┏━━
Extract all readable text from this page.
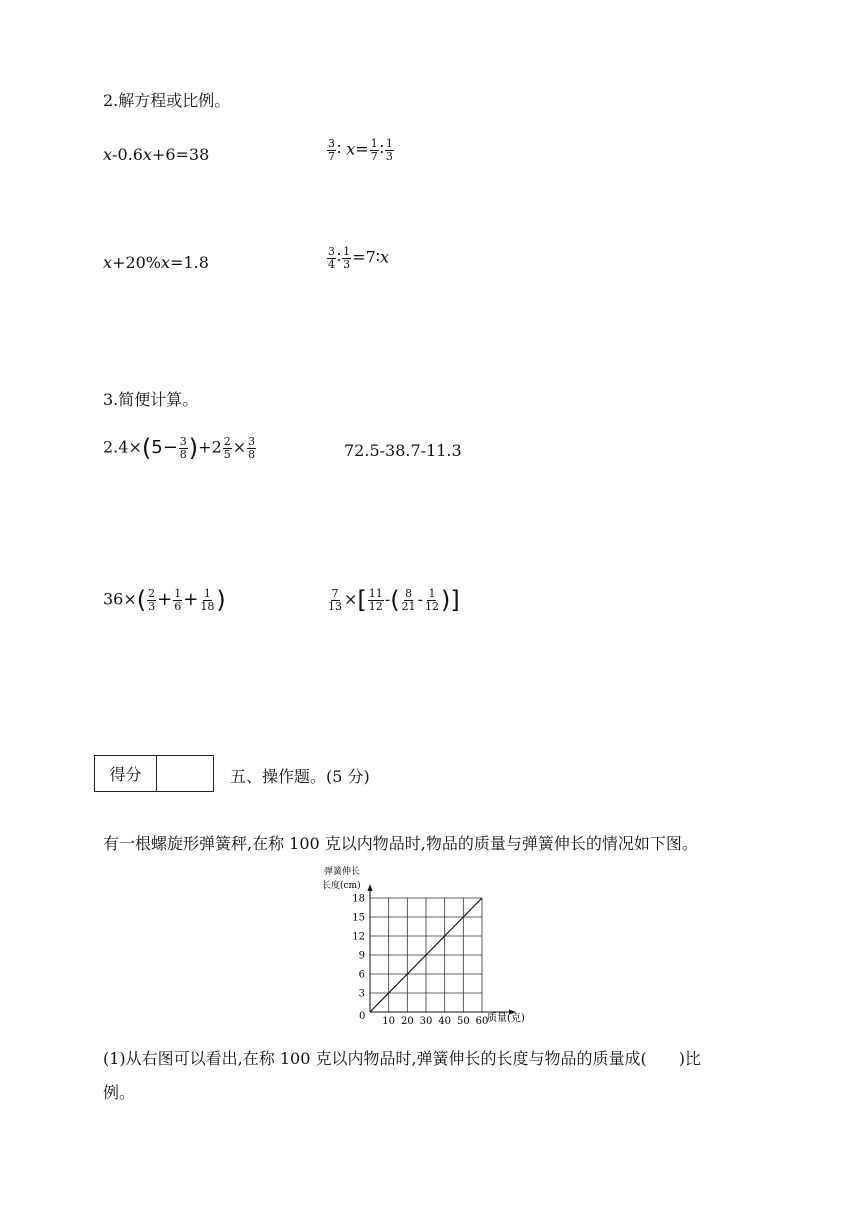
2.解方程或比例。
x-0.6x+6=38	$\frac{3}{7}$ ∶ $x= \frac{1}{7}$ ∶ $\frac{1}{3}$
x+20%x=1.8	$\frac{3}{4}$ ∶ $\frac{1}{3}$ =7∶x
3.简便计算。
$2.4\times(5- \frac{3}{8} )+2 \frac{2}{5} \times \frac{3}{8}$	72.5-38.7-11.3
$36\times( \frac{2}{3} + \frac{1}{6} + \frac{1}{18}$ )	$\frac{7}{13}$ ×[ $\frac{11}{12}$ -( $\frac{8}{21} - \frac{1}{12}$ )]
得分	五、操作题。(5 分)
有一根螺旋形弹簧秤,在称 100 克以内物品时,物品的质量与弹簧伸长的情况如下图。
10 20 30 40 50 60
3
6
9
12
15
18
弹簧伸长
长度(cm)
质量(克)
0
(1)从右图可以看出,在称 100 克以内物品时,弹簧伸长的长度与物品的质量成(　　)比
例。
┗━━
┏━━
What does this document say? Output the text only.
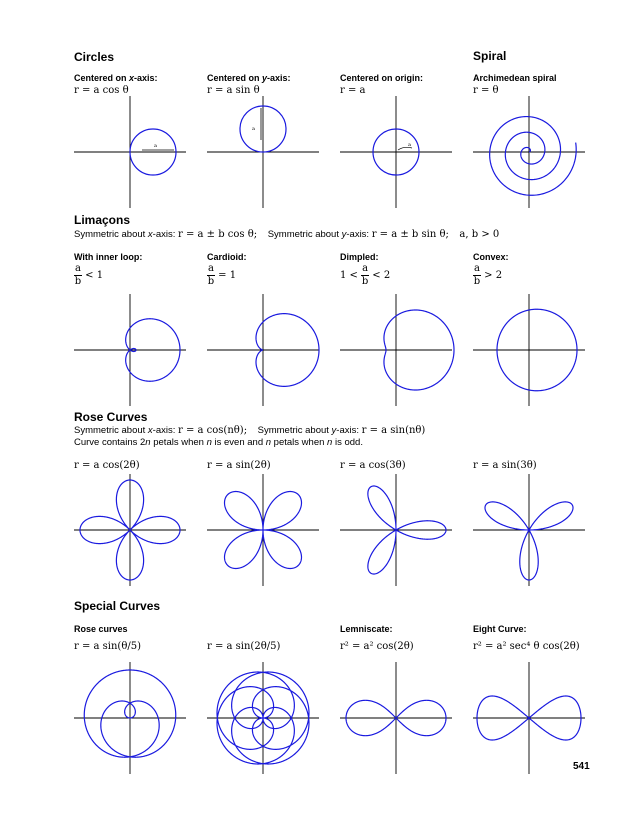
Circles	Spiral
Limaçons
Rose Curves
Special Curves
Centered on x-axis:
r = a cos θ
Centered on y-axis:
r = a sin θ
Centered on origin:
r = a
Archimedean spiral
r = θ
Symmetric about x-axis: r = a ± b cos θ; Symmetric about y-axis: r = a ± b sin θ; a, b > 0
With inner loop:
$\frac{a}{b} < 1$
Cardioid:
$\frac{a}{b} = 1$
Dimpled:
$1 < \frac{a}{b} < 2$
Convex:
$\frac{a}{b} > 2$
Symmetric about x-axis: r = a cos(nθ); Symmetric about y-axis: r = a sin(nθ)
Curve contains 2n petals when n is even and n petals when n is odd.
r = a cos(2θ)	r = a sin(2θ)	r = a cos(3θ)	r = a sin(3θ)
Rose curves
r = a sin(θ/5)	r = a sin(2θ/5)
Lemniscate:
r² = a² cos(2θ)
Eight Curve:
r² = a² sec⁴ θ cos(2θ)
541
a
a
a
┗━━
- Task goal -
Identify all lines where the word "times" shows up. Copy them.

- Response to this task -
$2.4\times(5- \frac{3}{8} )+2 \frac{2}{5} \times \frac{3}{8}$	72.5-38.7-11.3
$36\times( \frac{2}{3} + \frac{1}{6} + \frac{1}{18}$ )	$\frac{7}{13}$ ×[ $\frac{11}{12}$ -( $\frac{8}{21} - \frac{1}{12}$ )]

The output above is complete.